**Given problem:** Locate every line below that contains the word "本尼迪特试剂" and copy it.

===

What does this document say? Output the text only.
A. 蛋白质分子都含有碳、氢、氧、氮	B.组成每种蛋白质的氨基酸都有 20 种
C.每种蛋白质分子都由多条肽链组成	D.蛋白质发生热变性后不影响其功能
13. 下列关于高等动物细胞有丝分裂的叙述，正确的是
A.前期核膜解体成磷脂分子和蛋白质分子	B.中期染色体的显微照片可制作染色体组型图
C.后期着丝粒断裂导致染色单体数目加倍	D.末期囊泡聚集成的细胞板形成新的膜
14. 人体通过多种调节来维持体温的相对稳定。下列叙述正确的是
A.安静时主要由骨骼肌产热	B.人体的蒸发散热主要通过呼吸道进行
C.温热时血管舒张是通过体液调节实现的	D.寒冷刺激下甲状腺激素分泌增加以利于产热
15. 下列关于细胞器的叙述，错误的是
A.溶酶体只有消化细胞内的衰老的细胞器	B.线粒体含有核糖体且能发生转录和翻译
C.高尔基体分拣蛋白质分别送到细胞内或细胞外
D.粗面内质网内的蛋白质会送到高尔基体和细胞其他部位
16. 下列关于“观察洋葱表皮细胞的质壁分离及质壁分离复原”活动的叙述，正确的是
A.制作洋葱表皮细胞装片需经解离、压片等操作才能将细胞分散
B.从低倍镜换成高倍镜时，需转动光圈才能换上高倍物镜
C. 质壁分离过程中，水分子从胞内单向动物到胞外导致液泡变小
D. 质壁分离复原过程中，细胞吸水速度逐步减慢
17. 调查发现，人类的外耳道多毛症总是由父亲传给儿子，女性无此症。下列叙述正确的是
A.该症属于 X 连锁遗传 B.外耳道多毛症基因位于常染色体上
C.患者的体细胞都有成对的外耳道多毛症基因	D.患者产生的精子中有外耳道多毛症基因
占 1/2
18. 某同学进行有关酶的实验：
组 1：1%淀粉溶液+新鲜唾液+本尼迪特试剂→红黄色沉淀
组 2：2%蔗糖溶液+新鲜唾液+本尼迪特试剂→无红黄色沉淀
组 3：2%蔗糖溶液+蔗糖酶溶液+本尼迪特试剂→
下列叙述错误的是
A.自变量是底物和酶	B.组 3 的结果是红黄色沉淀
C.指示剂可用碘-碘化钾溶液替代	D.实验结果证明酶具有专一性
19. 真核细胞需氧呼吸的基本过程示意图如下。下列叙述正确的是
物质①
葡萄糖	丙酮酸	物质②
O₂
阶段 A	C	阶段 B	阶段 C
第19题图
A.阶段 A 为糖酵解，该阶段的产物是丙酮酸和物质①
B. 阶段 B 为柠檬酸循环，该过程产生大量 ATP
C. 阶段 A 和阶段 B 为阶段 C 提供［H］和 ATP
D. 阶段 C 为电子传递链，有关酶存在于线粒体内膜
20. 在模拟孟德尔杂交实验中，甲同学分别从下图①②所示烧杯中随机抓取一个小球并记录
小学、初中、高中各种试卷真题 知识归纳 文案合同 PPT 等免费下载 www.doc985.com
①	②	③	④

===

**Reply:**
组 1：1%淀粉溶液+新鲜唾液+本尼迪特试剂→红黄色沉淀
组 2：2%蔗糖溶液+新鲜唾液+本尼迪特试剂→无红黄色沉淀
组 3：2%蔗糖溶液+蔗糖酶溶液+本尼迪特试剂→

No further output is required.